═══ Records for this exercise
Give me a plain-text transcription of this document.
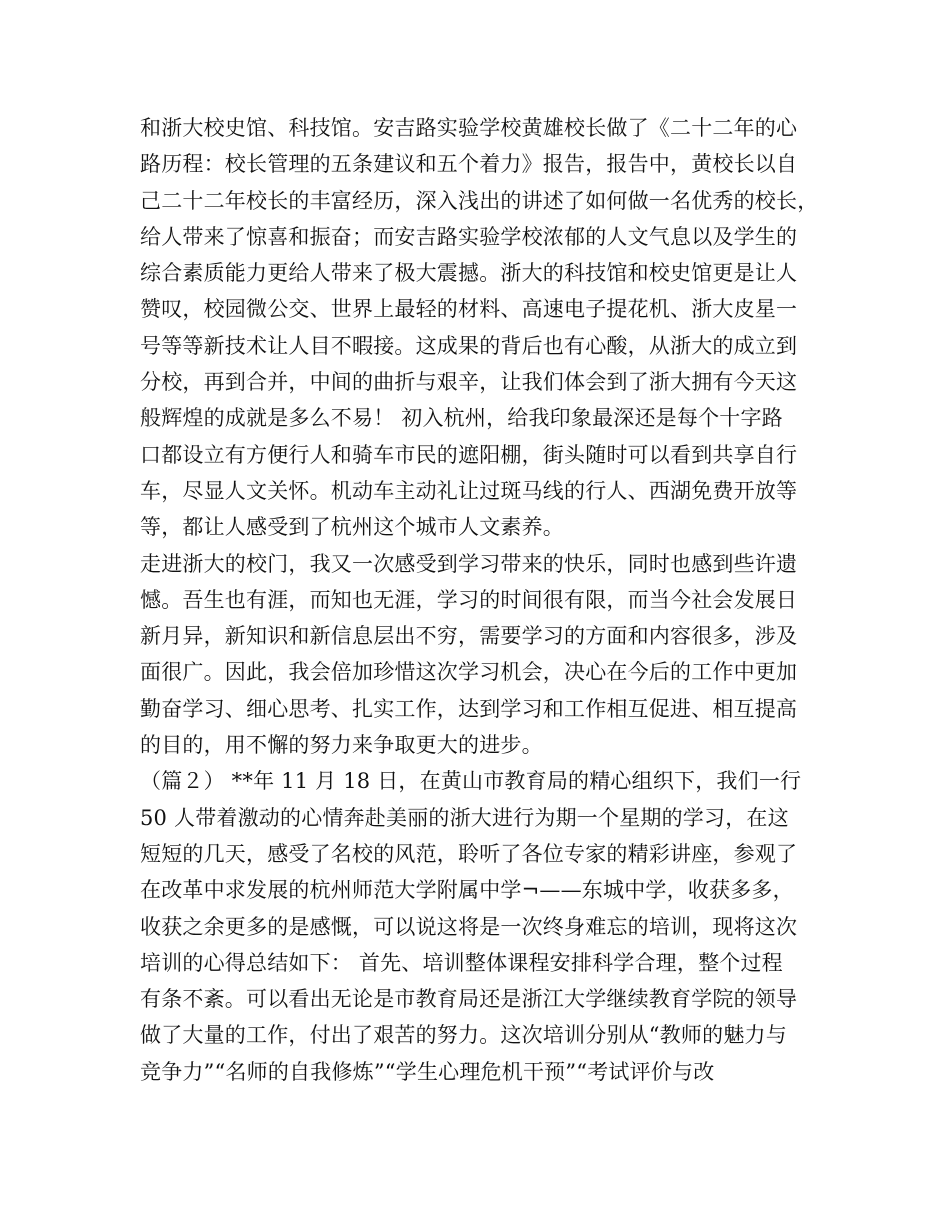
和浙大校史馆、科技馆。安吉路实验学校黄雄校长做了《二十二年的心
路历程：校长管理的五条建议和五个着力》报告，报告中，黄校长以自
己二十二年校长的丰富经历，深入浅出的讲述了如何做一名优秀的校长，
给人带来了惊喜和振奋；而安吉路实验学校浓郁的人文气息以及学生的
综合素质能力更给人带来了极大震撼。浙大的科技馆和校史馆更是让人
赞叹，校园微公交、世界上最轻的材料、高速电子提花机、浙大皮星一
号等等新技术让人目不暇接。这成果的背后也有心酸，从浙大的成立到
分校，再到合并，中间的曲折与艰辛，让我们体会到了浙大拥有今天这
般辉煌的成就是多么不易！ 初入杭州，给我印象最深还是每个十字路
口都设立有方便行人和骑车市民的遮阳棚，街头随时可以看到共享自行
车，尽显人文关怀。机动车主动礼让过斑马线的行人、西湖免费开放等
等，都让人感受到了杭州这个城市人文素养。
走进浙大的校门，我又一次感受到学习带来的快乐，同时也感到些许遗
憾。吾生也有涯，而知也无涯，学习的时间很有限，而当今社会发展日
新月异，新知识和新信息层出不穷，需要学习的方面和内容很多，涉及
面很广。因此，我会倍加珍惜这次学习机会，决心在今后的工作中更加
勤奋学习、细心思考、扎实工作，达到学习和工作相互促进、相互提高
的目的，用不懈的努力来争取更大的进步。
（篇２） **年 11 月 18 日，在黄山市教育局的精心组织下，我们一行
50 人带着激动的心情奔赴美丽的浙大进行为期一个星期的学习，在这
短短的几天，感受了名校的风范，聆听了各位专家的精彩讲座，参观了
在改革中求发展的杭州师范大学附属中学¬——东城中学，收获多多，
收获之余更多的是感慨，可以说这将是一次终身难忘的培训，现将这次
培训的心得总结如下： 首先、培训整体课程安排科学合理，整个过程
有条不紊。可以看出无论是市教育局还是浙江大学继续教育学院的领导
做了大量的工作，付出了艰苦的努力。这次培训分别从“教师的魅力与
竞争力”“名师的自我修炼”“学生心理危机干预”“考试评价与改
══════
What you have to do
Restate each entry word for word, please, but drop any images it holds.

Correct answer
Give me a plain-text transcription of this document.
和浙大校史馆、科技馆。安吉路实验学校黄雄校长做了《二十二年的心
路历程：校长管理的五条建议和五个着力》报告，报告中，黄校长以自
己二十二年校长的丰富经历，深入浅出的讲述了如何做一名优秀的校长，
给人带来了惊喜和振奋；而安吉路实验学校浓郁的人文气息以及学生的
综合素质能力更给人带来了极大震撼。浙大的科技馆和校史馆更是让人
赞叹，校园微公交、世界上最轻的材料、高速电子提花机、浙大皮星一
号等等新技术让人目不暇接。这成果的背后也有心酸，从浙大的成立到
分校，再到合并，中间的曲折与艰辛，让我们体会到了浙大拥有今天这
般辉煌的成就是多么不易！ 初入杭州，给我印象最深还是每个十字路
口都设立有方便行人和骑车市民的遮阳棚，街头随时可以看到共享自行
车，尽显人文关怀。机动车主动礼让过斑马线的行人、西湖免费开放等
等，都让人感受到了杭州这个城市人文素养。
走进浙大的校门，我又一次感受到学习带来的快乐，同时也感到些许遗
憾。吾生也有涯，而知也无涯，学习的时间很有限，而当今社会发展日
新月异，新知识和新信息层出不穷，需要学习的方面和内容很多，涉及
面很广。因此，我会倍加珍惜这次学习机会，决心在今后的工作中更加
勤奋学习、细心思考、扎实工作，达到学习和工作相互促进、相互提高
的目的，用不懈的努力来争取更大的进步。
（篇２） **年 11 月 18 日，在黄山市教育局的精心组织下，我们一行
50 人带着激动的心情奔赴美丽的浙大进行为期一个星期的学习，在这
短短的几天，感受了名校的风范，聆听了各位专家的精彩讲座，参观了
在改革中求发展的杭州师范大学附属中学¬——东城中学，收获多多，
收获之余更多的是感慨，可以说这将是一次终身难忘的培训，现将这次
培训的心得总结如下： 首先、培训整体课程安排科学合理，整个过程
有条不紊。可以看出无论是市教育局还是浙江大学继续教育学院的领导
做了大量的工作，付出了艰苦的努力。这次培训分别从“教师的魅力与
竞争力”“名师的自我修炼”“学生心理危机干预”“考试评价与改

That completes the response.